_Work to do_
Take each line containing the word "государственной" and copy it.
## begin Exercise data
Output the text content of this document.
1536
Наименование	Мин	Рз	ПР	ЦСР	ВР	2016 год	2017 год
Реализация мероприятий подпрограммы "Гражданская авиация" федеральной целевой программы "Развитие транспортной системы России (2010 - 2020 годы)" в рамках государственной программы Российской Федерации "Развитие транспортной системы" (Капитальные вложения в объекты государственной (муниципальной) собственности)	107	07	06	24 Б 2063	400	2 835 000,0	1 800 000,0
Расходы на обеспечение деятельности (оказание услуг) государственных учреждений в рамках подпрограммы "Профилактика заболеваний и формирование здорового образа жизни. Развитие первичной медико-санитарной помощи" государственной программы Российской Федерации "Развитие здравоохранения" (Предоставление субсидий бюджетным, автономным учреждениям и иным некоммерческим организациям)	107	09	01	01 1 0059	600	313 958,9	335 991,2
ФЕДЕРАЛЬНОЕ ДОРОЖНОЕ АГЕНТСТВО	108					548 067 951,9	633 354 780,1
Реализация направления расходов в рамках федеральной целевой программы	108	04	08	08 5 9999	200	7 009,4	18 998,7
## end Exercise data
## begin Exercise data
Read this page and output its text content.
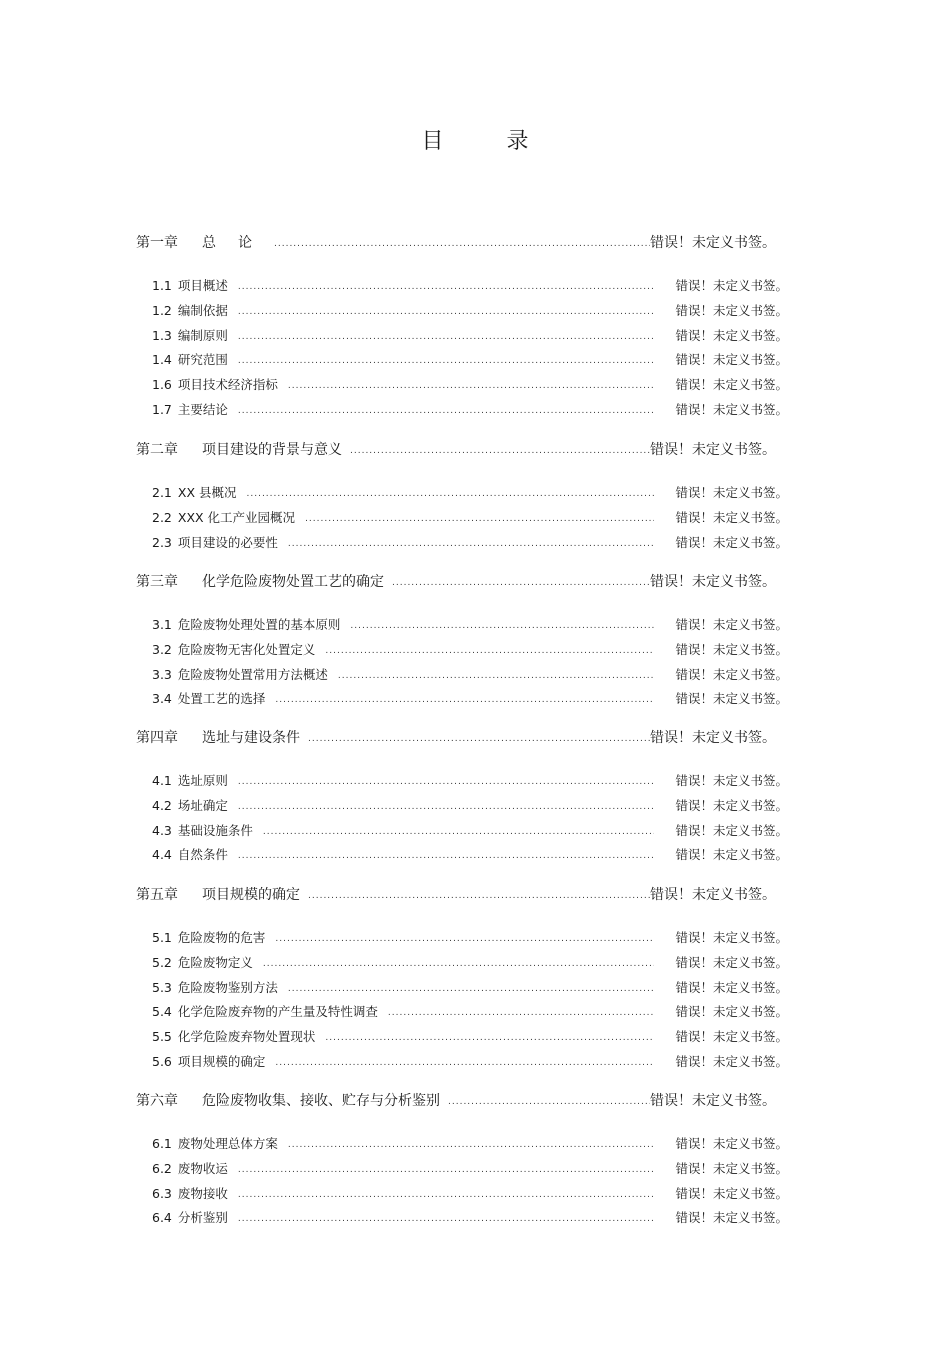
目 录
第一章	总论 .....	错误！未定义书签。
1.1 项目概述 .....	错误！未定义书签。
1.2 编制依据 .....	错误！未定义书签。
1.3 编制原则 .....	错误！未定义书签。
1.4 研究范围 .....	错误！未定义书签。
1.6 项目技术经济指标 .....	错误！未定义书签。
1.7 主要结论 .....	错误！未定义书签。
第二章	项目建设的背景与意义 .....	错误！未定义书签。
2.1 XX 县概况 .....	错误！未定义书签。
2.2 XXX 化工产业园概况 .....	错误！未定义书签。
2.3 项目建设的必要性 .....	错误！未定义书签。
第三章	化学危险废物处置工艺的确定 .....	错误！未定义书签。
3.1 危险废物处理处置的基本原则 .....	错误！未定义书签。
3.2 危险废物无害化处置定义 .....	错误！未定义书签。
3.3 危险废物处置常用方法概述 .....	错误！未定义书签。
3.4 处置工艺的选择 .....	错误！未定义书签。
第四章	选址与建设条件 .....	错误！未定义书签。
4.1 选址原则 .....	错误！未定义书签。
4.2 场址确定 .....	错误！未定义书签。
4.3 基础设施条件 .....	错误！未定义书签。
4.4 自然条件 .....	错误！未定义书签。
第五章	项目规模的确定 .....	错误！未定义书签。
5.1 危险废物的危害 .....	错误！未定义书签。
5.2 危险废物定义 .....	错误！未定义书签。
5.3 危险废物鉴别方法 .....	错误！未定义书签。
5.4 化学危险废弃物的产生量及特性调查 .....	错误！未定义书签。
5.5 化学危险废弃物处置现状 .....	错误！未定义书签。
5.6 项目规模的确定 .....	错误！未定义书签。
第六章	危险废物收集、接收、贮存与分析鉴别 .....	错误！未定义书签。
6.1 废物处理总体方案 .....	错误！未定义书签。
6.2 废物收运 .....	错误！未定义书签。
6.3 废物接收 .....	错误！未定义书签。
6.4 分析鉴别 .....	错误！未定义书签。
## end Exercise data
_Response for this exercise_
Реализация мероприятий подпрограммы "Гражданская авиация" федеральной целевой программы "Развитие транспортной системы России (2010 - 2020 годы)" в рамках государственной программы Российской Федерации "Развитие транспортной системы" (Капитальные вложения в объекты государственной (муниципальной) собственности)	107	07	06	24 Б 2063	400	2 835 000,0	1 800 000,0
Расходы на обеспечение деятельности (оказание услуг) государственных учреждений в рамках подпрограммы "Профилактика заболеваний и формирование здорового образа жизни. Развитие первичной медико-санитарной помощи" государственной программы Российской Федерации "Развитие здравоохранения" (Предоставление субсидий бюджетным, автономным учреждениям и иным некоммерческим организациям)	107	09	01	01 1 0059	600	313 958,9	335 991,2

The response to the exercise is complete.